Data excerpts
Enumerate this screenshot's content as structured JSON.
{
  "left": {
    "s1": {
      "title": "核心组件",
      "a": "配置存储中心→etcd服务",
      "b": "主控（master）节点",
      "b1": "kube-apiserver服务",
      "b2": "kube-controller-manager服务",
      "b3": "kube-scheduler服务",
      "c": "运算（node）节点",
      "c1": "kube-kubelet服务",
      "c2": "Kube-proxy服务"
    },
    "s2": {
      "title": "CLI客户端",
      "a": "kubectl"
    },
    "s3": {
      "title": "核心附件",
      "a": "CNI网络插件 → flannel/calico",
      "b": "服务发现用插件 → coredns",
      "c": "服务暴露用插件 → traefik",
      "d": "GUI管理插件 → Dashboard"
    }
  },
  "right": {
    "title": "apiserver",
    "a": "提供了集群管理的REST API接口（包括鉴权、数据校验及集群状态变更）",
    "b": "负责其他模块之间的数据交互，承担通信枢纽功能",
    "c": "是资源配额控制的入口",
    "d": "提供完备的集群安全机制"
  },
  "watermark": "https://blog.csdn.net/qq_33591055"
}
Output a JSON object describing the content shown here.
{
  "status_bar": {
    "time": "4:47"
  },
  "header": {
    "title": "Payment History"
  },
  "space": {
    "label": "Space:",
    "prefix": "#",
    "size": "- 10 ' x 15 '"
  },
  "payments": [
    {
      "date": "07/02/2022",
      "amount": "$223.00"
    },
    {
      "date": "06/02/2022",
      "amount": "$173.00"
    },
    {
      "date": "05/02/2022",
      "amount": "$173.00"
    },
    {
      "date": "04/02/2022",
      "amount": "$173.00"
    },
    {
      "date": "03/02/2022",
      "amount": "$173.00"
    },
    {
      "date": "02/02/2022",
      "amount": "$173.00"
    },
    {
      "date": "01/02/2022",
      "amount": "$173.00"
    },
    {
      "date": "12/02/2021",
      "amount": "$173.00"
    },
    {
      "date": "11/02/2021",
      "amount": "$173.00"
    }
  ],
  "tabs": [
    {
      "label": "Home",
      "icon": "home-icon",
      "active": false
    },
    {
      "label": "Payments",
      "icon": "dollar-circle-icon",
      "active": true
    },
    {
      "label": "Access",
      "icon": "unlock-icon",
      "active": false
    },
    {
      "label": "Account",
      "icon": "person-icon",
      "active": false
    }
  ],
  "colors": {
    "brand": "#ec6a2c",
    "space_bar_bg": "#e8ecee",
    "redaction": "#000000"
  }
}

▶ **SET TASK**: Transcribe the material above in its entirety. Match it exactly.

▶ **OUTPUT FOR THIS TASK**:
Enumerate this screenshot's content as structured JSON.
{
  "left": {
    "s1": {
      "title": "核心组件",
      "a": "配置存储中心→etcd服务",
      "b": "主控（master）节点",
      "b1": "kube-apiserver服务",
      "b2": "kube-controller-manager服务",
      "b3": "kube-scheduler服务",
      "c": "运算（node）节点",
      "c1": "kube-kubelet服务",
      "c2": "Kube-proxy服务"
    },
    "s2": {
      "title": "CLI客户端",
      "a": "kubectl"
    },
    "s3": {
      "title": "核心附件",
      "a": "CNI网络插件 → flannel/calico",
      "b": "服务发现用插件 → coredns",
      "c": "服务暴露用插件 → traefik",
      "d": "GUI管理插件 → Dashboard"
    }
  },
  "right": {
    "title": "apiserver",
    "a": "提供了集群管理的REST API接口（包括鉴权、数据校验及集群状态变更）",
    "b": "负责其他模块之间的数据交互，承担通信枢纽功能",
    "c": "是资源配额控制的入口",
    "d": "提供完备的集群安全机制"
  },
  "watermark": "https://blog.csdn.net/qq_33591055"
}
Output a JSON object describing the content shown here.
{
  "status_bar": {
    "time": "4:47"
  },
  "header": {
    "title": "Payment History"
  },
  "space": {
    "label": "Space:",
    "prefix": "#",
    "size": "- 10 ' x 15 '"
  },
  "payments": [
    {
      "date": "07/02/2022",
      "amount": "$223.00"
    },
    {
      "date": "06/02/2022",
      "amount": "$173.00"
    },
    {
      "date": "05/02/2022",
      "amount": "$173.00"
    },
    {
      "date": "04/02/2022",
      "amount": "$173.00"
    },
    {
      "date": "03/02/2022",
      "amount": "$173.00"
    },
    {
      "date": "02/02/2022",
      "amount": "$173.00"
    },
    {
      "date": "01/02/2022",
      "amount": "$173.00"
    },
    {
      "date": "12/02/2021",
      "amount": "$173.00"
    },
    {
      "date": "11/02/2021",
      "amount": "$173.00"
    }
  ],
  "tabs": [
    {
      "label": "Home",
      "icon": "home-icon",
      "active": false
    },
    {
      "label": "Payments",
      "icon": "dollar-circle-icon",
      "active": true
    },
    {
      "label": "Access",
      "icon": "unlock-icon",
      "active": false
    },
    {
      "label": "Account",
      "icon": "person-icon",
      "active": false
    }
  ],
  "colors": {
    "brand": "#ec6a2c",
    "space_bar_bg": "#e8ecee",
    "redaction": "#000000"
  }
}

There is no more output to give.